Exact repetition is required: output every record in full.

——————

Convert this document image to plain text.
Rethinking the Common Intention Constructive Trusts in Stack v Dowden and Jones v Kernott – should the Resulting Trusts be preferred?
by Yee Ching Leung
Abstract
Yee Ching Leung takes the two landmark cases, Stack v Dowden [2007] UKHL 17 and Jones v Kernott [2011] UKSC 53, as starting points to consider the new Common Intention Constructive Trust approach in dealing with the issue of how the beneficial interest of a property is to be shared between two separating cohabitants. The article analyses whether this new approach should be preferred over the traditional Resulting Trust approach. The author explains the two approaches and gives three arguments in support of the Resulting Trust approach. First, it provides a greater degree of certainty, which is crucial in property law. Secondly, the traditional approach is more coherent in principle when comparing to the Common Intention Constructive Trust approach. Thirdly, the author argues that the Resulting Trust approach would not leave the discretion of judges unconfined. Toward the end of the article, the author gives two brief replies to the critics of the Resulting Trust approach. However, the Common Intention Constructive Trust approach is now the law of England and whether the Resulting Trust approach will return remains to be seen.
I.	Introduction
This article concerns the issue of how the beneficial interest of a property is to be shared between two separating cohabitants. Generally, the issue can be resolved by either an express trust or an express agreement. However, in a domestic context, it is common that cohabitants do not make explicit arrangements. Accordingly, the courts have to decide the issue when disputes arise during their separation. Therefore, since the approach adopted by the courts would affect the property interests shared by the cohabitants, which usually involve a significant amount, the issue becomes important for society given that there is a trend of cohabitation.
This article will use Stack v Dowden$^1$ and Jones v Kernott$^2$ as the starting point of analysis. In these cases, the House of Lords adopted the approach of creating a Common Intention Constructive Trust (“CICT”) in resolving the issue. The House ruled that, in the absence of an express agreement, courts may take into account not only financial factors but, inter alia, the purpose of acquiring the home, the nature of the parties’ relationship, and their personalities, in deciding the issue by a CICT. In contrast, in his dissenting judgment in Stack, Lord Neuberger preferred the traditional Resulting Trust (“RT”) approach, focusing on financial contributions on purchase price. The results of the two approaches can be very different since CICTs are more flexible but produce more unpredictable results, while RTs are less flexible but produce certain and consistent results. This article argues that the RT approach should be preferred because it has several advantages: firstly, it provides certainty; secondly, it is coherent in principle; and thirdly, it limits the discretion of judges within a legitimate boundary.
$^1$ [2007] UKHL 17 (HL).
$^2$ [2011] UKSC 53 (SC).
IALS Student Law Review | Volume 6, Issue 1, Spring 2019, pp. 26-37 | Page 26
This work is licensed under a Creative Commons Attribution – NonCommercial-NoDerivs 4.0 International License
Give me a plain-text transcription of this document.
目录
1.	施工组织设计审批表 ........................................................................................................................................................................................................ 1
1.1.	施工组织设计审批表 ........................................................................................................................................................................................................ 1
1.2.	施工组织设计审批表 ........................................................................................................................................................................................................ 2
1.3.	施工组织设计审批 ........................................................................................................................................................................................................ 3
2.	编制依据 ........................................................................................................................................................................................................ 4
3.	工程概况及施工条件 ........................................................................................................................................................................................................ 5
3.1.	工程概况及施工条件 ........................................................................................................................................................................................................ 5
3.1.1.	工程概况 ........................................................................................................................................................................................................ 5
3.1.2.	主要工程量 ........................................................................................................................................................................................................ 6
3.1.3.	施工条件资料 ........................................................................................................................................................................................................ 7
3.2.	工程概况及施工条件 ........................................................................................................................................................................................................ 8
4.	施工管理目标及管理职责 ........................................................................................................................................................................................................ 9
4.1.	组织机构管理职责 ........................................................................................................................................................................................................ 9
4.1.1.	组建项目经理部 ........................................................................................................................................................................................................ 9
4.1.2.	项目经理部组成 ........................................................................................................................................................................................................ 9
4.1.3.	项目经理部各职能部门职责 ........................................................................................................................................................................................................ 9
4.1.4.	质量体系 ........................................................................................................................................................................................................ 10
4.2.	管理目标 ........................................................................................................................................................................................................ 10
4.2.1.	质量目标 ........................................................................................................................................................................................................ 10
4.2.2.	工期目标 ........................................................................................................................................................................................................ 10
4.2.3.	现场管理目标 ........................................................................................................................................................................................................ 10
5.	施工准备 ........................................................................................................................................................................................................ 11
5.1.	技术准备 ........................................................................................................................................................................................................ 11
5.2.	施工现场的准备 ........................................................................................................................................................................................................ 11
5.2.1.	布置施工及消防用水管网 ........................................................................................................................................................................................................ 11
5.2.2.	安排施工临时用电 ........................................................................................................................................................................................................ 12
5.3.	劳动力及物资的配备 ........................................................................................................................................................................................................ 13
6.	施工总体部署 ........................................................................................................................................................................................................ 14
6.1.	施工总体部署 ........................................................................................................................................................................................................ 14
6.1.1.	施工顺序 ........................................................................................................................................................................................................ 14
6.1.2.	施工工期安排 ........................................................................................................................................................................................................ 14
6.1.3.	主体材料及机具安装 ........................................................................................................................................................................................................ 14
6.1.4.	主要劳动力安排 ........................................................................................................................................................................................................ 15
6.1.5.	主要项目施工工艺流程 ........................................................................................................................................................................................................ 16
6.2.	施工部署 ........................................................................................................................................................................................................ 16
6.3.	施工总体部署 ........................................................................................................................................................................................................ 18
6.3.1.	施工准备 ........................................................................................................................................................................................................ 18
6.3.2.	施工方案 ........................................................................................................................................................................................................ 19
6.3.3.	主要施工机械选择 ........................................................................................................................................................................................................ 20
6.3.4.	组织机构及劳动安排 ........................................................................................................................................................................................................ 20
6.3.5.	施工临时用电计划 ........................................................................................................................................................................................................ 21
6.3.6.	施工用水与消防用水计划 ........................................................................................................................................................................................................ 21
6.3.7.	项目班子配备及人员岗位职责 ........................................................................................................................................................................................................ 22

——————

Expected answer:
Convert this document image to plain text.
Rethinking the Common Intention Constructive Trusts in Stack v Dowden and Jones v Kernott – should the Resulting Trusts be preferred?
by Yee Ching Leung
Abstract
Yee Ching Leung takes the two landmark cases, Stack v Dowden [2007] UKHL 17 and Jones v Kernott [2011] UKSC 53, as starting points to consider the new Common Intention Constructive Trust approach in dealing with the issue of how the beneficial interest of a property is to be shared between two separating cohabitants. The article analyses whether this new approach should be preferred over the traditional Resulting Trust approach. The author explains the two approaches and gives three arguments in support of the Resulting Trust approach. First, it provides a greater degree of certainty, which is crucial in property law. Secondly, the traditional approach is more coherent in principle when comparing to the Common Intention Constructive Trust approach. Thirdly, the author argues that the Resulting Trust approach would not leave the discretion of judges unconfined. Toward the end of the article, the author gives two brief replies to the critics of the Resulting Trust approach. However, the Common Intention Constructive Trust approach is now the law of England and whether the Resulting Trust approach will return remains to be seen.
I.	Introduction
This article concerns the issue of how the beneficial interest of a property is to be shared between two separating cohabitants. Generally, the issue can be resolved by either an express trust or an express agreement. However, in a domestic context, it is common that cohabitants do not make explicit arrangements. Accordingly, the courts have to decide the issue when disputes arise during their separation. Therefore, since the approach adopted by the courts would affect the property interests shared by the cohabitants, which usually involve a significant amount, the issue becomes important for society given that there is a trend of cohabitation.
This article will use Stack v Dowden$^1$ and Jones v Kernott$^2$ as the starting point of analysis. In these cases, the House of Lords adopted the approach of creating a Common Intention Constructive Trust (“CICT”) in resolving the issue. The House ruled that, in the absence of an express agreement, courts may take into account not only financial factors but, inter alia, the purpose of acquiring the home, the nature of the parties’ relationship, and their personalities, in deciding the issue by a CICT. In contrast, in his dissenting judgment in Stack, Lord Neuberger preferred the traditional Resulting Trust (“RT”) approach, focusing on financial contributions on purchase price. The results of the two approaches can be very different since CICTs are more flexible but produce more unpredictable results, while RTs are less flexible but produce certain and consistent results. This article argues that the RT approach should be preferred because it has several advantages: firstly, it provides certainty; secondly, it is coherent in principle; and thirdly, it limits the discretion of judges within a legitimate boundary.
$^1$ [2007] UKHL 17 (HL).
$^2$ [2011] UKSC 53 (SC).
IALS Student Law Review | Volume 6, Issue 1, Spring 2019, pp. 26-37 | Page 26
This work is licensed under a Creative Commons Attribution – NonCommercial-NoDerivs 4.0 International License
Give me a plain-text transcription of this document.
目录
1.	施工组织设计审批表 ........................................................................................................................................................................................................ 1
1.1.	施工组织设计审批表 ........................................................................................................................................................................................................ 1
1.2.	施工组织设计审批表 ........................................................................................................................................................................................................ 2
1.3.	施工组织设计审批 ........................................................................................................................................................................................................ 3
2.	编制依据 ........................................................................................................................................................................................................ 4
3.	工程概况及施工条件 ........................................................................................................................................................................................................ 5
3.1.	工程概况及施工条件 ........................................................................................................................................................................................................ 5
3.1.1.	工程概况 ........................................................................................................................................................................................................ 5
3.1.2.	主要工程量 ........................................................................................................................................................................................................ 6
3.1.3.	施工条件资料 ........................................................................................................................................................................................................ 7
3.2.	工程概况及施工条件 ........................................................................................................................................................................................................ 8
4.	施工管理目标及管理职责 ........................................................................................................................................................................................................ 9
4.1.	组织机构管理职责 ........................................................................................................................................................................................................ 9
4.1.1.	组建项目经理部 ........................................................................................................................................................................................................ 9
4.1.2.	项目经理部组成 ........................................................................................................................................................................................................ 9
4.1.3.	项目经理部各职能部门职责 ........................................................................................................................................................................................................ 9
4.1.4.	质量体系 ........................................................................................................................................................................................................ 10
4.2.	管理目标 ........................................................................................................................................................................................................ 10
4.2.1.	质量目标 ........................................................................................................................................................................................................ 10
4.2.2.	工期目标 ........................................................................................................................................................................................................ 10
4.2.3.	现场管理目标 ........................................................................................................................................................................................................ 10
5.	施工准备 ........................................................................................................................................................................................................ 11
5.1.	技术准备 ........................................................................................................................................................................................................ 11
5.2.	施工现场的准备 ........................................................................................................................................................................................................ 11
5.2.1.	布置施工及消防用水管网 ........................................................................................................................................................................................................ 11
5.2.2.	安排施工临时用电 ........................................................................................................................................................................................................ 12
5.3.	劳动力及物资的配备 ........................................................................................................................................................................................................ 13
6.	施工总体部署 ........................................................................................................................................................................................................ 14
6.1.	施工总体部署 ........................................................................................................................................................................................................ 14
6.1.1.	施工顺序 ........................................................................................................................................................................................................ 14
6.1.2.	施工工期安排 ........................................................................................................................................................................................................ 14
6.1.3.	主体材料及机具安装 ........................................................................................................................................................................................................ 14
6.1.4.	主要劳动力安排 ........................................................................................................................................................................................................ 15
6.1.5.	主要项目施工工艺流程 ........................................................................................................................................................................................................ 16
6.2.	施工部署 ........................................................................................................................................................................................................ 16
6.3.	施工总体部署 ........................................................................................................................................................................................................ 18
6.3.1.	施工准备 ........................................................................................................................................................................................................ 18
6.3.2.	施工方案 ........................................................................................................................................................................................................ 19
6.3.3.	主要施工机械选择 ........................................................................................................................................................................................................ 20
6.3.4.	组织机构及劳动安排 ........................................................................................................................................................................................................ 20
6.3.5.	施工临时用电计划 ........................................................................................................................................................................................................ 21
6.3.6.	施工用水与消防用水计划 ........................................................................................................................................................................................................ 21
6.3.7.	项目班子配备及人员岗位职责 ........................................................................................................................................................................................................ 22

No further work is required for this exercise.